Friday, 18 October 2002
Michael Bishop: Ancient of Days (1985)
Review number: 1126
After the death of Philip K. Dick, Michael Bishop seemed to be the author most willing to follow in his footsteps. He has written a direct tribute (Philip K. Dick is Dead, Alas) but, more importantly, has taken on the question more central to Dick's output than any other, "What does it mean to be human?"
Ancient of Days is explicitly (at least, for a novel) about this question. It concerns a surviving member of the species homo habilis, an ancestor of modern humans thought to be long extinct, who turns up as a refugee on the American coast near Atlanta, Georgia. There, he is hidden and befriended by an artist (RuthClaire Loyd) living on a remote farm; eventually they marry. Taking the name Adam, he sets out to find his identity, embracing theology and art, fathering a child and eventually undergoing surgery so that he is able to speak instead of being forced to use sign language. With his gentle, but slightly alien outlook, Adam is a figure reminiscent of Michael Smith in Robert Heinlein's Stranger in a Strange Land.
Like Smith, Adam has to face a variety of difficulties and misunderstandings
These include the jealousy of RuthClaire's former husband, the narrator of the novel; intrusive attempts by anthropologists to treat him as a scientific specimen; a tele-evangelist who tries to take advantage of Adam's instant celebrity and interest in spiritual matters; and, most seriously, attacks by the local Klu Klux Klan, who find his marriage to a white woman disgusting. Bishop makes his point by contrasting the actions of Adam and his enemies - it is our behaviour which makes us human, not our genes. Adam is revealed to be human in the ways that matter, with his attackers exposed as lacking in human virtues. (The narrator is mainly just confused rather than having an abiding hatred for Adam.)
The attacks on Adam brigh real tragedy to the novel, especially as it explores the stupid inhumanities of racism. Its major flaw is that Adam is made far too saintly to ever really come alive as a character (something which could also be said about Michael Smith), though the other characters go a fair way to making up for this. It has strangely never been as well known as its companion novel, No Enemy But Time (which features a time traveller joining a group of homo habilis), but to me Ancient of Days is one of the best science fiction novels of the 1980s.

######

** Instructions to follow **
State the major flaw the review finds in Ancient of Days and the reason it gives, in one to three sentences. The records that come after this text are independent material and have no connection to it.

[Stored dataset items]
######

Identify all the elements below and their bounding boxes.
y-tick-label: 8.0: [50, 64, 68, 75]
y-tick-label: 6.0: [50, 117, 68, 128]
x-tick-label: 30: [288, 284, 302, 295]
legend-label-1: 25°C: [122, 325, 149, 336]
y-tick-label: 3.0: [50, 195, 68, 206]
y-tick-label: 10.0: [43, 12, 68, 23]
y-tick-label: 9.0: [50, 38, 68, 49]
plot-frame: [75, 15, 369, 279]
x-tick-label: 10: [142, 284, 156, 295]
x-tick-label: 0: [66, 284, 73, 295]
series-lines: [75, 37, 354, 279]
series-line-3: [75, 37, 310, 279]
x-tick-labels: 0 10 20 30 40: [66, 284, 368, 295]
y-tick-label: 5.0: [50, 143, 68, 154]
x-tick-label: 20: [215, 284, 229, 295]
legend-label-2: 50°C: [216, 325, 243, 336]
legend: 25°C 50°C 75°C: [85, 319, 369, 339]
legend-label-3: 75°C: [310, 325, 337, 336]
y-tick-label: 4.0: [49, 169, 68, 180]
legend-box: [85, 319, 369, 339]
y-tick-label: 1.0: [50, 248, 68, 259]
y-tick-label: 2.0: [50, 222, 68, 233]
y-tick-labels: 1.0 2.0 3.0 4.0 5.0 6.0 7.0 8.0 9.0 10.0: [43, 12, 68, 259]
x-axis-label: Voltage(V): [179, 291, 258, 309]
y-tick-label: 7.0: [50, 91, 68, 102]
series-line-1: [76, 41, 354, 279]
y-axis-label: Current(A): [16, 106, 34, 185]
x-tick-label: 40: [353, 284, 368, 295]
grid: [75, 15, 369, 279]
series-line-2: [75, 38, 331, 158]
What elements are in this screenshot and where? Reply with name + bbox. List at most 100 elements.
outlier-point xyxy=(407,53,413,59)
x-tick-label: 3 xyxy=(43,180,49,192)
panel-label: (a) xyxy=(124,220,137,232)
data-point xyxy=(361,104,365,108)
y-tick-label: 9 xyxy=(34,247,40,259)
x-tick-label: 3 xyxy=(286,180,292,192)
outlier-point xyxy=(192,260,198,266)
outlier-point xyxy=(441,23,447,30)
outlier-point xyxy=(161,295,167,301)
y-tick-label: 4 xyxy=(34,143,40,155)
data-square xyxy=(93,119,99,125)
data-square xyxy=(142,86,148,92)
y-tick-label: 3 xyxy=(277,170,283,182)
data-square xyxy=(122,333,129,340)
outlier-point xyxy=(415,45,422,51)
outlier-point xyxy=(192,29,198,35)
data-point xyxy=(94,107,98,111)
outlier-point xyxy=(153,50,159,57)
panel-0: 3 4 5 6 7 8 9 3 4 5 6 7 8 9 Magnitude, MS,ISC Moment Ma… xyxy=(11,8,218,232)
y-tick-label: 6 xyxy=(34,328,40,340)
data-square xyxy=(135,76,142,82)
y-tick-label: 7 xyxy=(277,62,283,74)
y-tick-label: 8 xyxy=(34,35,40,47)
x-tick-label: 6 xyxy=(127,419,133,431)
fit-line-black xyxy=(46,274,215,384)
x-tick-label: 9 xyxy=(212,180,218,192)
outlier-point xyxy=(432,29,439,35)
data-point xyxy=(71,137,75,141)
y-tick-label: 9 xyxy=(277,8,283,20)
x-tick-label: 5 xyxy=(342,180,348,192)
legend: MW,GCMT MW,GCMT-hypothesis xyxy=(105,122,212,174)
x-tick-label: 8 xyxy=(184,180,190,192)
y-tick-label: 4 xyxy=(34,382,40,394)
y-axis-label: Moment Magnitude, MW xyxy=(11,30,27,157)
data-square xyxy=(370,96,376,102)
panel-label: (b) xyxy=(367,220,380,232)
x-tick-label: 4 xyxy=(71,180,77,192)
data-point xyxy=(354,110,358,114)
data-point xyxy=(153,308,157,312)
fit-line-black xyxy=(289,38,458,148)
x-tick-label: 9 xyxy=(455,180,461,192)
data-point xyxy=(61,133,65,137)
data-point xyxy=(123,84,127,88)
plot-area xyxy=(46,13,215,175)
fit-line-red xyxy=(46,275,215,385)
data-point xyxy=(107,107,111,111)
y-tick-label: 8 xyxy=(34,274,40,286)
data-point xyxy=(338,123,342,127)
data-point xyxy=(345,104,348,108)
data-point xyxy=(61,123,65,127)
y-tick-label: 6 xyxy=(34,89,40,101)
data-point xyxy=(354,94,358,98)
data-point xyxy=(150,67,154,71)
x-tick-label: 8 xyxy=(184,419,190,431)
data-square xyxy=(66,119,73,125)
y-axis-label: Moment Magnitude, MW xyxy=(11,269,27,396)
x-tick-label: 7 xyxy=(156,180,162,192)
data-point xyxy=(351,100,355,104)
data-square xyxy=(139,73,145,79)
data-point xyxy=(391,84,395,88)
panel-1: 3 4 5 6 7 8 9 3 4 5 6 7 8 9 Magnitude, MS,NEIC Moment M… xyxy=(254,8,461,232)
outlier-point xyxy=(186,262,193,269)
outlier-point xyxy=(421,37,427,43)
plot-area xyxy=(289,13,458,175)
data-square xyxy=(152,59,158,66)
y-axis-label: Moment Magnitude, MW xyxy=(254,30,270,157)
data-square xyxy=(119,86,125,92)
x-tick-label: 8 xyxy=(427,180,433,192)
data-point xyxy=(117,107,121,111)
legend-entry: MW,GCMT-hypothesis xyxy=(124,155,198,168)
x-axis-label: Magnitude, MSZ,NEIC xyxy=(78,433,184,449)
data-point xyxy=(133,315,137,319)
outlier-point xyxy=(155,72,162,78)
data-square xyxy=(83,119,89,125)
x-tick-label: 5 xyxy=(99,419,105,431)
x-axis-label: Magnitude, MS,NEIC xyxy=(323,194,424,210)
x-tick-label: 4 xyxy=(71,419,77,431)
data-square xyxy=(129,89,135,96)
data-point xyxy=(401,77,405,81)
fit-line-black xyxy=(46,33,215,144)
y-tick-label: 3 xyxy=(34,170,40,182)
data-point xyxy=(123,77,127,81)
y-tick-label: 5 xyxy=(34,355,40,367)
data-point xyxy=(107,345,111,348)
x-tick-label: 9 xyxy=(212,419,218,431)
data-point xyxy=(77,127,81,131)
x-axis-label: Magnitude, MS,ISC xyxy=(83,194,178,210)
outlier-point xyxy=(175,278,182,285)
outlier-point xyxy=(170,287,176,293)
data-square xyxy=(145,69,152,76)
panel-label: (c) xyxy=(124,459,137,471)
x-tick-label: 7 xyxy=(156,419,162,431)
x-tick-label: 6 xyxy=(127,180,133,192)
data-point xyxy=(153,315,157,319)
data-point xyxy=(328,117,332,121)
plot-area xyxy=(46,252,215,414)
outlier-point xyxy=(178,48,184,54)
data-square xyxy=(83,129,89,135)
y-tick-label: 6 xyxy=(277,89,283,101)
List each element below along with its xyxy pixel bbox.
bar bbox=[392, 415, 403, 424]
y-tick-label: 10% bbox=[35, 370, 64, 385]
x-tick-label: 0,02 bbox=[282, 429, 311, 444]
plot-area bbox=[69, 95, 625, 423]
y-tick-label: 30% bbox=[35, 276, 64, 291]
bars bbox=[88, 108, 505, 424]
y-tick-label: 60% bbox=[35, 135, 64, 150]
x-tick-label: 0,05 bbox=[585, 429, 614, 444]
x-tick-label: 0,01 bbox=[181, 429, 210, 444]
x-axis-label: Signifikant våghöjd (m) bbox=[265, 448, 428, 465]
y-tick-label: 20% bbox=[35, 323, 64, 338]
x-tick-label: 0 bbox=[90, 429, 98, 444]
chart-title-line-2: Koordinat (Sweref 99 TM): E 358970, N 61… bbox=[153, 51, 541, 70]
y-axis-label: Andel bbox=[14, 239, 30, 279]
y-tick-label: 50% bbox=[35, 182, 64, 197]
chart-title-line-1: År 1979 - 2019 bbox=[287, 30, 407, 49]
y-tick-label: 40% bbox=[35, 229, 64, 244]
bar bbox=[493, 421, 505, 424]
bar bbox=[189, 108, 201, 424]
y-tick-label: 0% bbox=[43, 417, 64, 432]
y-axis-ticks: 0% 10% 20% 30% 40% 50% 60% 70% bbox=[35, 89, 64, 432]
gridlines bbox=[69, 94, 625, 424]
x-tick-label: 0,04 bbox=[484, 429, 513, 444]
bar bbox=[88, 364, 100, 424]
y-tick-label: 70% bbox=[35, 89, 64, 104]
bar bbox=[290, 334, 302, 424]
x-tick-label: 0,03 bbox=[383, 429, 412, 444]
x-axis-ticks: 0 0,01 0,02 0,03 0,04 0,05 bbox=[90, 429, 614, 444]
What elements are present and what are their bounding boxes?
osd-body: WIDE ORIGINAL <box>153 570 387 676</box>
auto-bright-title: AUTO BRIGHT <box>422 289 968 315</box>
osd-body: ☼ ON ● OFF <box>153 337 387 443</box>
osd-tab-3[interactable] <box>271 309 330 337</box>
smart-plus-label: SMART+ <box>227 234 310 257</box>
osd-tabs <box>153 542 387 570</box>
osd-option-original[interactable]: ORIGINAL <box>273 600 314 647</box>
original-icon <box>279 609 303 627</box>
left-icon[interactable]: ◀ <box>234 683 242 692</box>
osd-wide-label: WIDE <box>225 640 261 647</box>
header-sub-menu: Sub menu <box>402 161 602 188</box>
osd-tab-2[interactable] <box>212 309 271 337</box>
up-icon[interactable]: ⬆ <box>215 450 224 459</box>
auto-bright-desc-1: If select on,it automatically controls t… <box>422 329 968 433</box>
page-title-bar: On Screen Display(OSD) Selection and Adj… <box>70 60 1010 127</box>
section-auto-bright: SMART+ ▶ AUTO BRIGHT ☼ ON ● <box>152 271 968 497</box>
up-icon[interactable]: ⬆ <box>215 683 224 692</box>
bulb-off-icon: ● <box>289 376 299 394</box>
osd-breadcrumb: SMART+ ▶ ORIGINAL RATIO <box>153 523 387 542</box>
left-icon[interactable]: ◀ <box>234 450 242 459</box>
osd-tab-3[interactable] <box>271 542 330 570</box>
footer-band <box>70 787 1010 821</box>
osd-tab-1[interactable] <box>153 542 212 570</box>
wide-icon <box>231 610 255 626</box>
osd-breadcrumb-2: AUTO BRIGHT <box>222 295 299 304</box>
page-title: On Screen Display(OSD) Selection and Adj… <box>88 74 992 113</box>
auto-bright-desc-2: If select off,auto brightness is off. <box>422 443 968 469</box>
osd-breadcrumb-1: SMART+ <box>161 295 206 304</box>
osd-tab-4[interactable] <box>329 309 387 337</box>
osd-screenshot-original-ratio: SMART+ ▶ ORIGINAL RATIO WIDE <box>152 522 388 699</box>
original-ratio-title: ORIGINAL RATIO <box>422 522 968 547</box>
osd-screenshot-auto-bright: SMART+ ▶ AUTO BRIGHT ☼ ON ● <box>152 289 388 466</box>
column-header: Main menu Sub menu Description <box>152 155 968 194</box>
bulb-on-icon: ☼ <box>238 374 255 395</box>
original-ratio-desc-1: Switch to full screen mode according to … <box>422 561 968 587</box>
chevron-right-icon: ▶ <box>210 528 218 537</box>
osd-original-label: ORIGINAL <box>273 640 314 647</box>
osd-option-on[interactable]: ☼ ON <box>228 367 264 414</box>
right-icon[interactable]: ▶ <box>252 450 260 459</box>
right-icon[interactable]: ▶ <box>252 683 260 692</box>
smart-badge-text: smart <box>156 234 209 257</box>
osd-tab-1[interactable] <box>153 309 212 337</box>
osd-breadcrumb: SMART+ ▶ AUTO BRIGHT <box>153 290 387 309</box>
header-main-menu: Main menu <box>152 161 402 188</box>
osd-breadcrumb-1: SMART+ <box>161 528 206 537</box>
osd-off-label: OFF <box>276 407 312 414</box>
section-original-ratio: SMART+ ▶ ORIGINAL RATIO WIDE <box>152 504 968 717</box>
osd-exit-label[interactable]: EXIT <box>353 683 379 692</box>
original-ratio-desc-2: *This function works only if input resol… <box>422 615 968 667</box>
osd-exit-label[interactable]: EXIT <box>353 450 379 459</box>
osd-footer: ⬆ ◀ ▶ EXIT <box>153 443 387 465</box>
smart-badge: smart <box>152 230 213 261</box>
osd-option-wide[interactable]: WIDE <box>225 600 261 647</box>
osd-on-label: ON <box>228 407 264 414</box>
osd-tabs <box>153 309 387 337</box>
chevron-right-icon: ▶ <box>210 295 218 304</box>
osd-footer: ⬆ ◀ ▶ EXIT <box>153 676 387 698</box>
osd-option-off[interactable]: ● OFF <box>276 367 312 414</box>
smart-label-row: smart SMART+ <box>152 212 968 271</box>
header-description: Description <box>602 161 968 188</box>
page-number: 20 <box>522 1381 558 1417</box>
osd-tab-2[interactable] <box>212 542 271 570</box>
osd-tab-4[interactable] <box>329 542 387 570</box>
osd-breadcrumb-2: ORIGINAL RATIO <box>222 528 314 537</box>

######

** Exercise answer **
The review's major flaw is that Adam never really comes alive as a character. The reason it gives is that he is made far too saintly.